■ **Short exercise**: In the data below, find each line containing the string "equal" and return it.

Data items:

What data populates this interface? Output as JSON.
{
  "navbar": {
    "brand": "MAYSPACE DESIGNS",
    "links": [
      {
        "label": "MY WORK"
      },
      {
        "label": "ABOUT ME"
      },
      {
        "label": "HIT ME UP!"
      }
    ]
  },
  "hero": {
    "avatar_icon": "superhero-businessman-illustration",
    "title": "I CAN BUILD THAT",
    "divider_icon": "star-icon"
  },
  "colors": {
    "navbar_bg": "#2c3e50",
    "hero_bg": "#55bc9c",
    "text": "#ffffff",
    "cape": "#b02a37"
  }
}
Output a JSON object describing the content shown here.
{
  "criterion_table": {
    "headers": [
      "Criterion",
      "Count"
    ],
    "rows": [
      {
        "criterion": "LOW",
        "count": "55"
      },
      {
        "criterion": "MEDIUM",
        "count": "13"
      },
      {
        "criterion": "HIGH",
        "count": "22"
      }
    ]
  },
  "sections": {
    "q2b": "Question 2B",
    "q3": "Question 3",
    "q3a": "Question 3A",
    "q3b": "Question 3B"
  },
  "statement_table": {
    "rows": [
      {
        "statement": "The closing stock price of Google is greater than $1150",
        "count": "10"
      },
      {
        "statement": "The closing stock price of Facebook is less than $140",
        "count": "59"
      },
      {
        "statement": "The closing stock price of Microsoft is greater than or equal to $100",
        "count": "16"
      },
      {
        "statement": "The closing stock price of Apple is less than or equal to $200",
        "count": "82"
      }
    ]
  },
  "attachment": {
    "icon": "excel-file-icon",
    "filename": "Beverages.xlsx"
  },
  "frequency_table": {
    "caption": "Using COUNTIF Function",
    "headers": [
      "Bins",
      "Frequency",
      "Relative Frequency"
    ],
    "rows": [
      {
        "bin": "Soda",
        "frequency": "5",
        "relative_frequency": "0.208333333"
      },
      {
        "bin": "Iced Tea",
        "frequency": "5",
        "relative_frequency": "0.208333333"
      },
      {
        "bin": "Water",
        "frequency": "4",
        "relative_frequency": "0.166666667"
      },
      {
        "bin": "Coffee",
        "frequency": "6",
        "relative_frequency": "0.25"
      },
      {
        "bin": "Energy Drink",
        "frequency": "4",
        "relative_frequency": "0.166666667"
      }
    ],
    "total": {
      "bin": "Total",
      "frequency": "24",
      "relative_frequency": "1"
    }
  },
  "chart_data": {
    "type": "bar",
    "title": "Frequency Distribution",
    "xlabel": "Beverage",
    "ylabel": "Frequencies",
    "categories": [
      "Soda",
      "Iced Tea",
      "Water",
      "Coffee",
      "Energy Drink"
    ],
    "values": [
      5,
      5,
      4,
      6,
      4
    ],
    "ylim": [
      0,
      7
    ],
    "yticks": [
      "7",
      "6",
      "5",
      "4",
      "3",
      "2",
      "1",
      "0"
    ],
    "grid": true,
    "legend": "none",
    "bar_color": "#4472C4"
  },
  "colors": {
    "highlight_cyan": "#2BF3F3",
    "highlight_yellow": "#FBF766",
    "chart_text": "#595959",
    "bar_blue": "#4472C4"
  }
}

■ **Response**:
        "statement": "The closing stock price of Microsoft is greater than or equal to $100",
        "statement": "The closing stock price of Apple is less than or equal to $200",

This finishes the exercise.